» Task data:

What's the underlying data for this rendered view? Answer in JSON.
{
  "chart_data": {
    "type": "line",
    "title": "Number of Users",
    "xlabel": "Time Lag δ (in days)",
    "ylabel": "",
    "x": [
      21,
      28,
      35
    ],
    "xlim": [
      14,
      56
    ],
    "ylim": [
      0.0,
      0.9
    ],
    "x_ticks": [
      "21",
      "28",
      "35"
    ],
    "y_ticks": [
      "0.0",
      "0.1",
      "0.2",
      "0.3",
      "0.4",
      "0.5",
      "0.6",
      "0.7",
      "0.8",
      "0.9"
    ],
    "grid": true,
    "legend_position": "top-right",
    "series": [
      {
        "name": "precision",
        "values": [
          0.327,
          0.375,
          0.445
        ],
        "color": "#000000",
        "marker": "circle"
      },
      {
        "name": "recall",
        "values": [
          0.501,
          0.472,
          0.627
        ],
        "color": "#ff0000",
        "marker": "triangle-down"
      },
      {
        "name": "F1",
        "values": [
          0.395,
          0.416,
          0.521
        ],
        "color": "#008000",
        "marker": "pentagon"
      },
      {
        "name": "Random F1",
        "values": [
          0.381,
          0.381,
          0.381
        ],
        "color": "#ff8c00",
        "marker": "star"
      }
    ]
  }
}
* * *
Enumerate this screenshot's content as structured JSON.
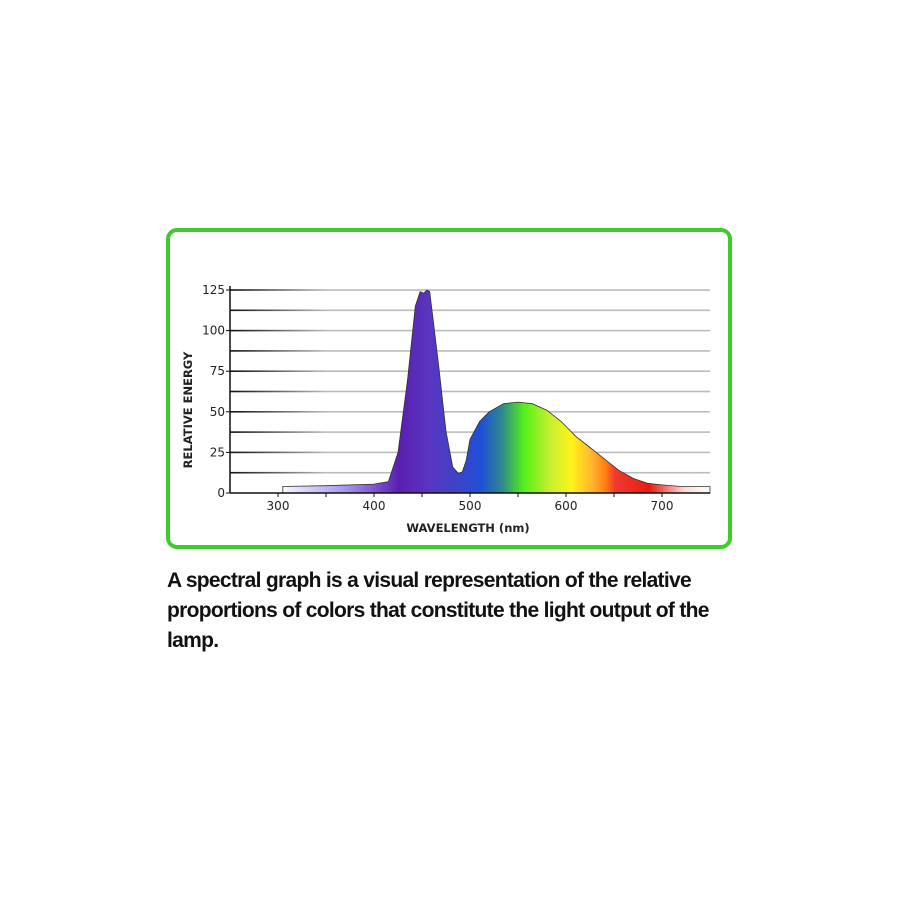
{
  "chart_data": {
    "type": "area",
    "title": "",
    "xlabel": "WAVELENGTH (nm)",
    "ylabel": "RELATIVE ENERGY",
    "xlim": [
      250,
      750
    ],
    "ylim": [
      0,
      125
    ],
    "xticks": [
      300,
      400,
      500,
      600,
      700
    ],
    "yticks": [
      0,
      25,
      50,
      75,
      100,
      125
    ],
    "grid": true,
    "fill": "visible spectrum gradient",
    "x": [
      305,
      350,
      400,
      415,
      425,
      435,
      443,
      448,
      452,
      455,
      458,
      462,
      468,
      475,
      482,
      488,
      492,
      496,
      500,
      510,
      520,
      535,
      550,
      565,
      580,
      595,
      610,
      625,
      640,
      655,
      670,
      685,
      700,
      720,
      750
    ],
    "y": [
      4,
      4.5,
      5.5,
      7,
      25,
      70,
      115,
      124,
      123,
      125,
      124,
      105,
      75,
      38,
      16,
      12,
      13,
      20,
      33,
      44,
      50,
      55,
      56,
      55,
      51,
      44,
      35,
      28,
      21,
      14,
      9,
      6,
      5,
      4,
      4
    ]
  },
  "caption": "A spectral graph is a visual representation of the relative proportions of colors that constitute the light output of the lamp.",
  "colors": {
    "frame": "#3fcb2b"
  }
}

» Exercise brief: Find the word "JSON" and list each line it appears in.

» Complete output:
What's the underlying data for this rendered view? Answer in JSON.
Enumerate this screenshot's content as structured JSON.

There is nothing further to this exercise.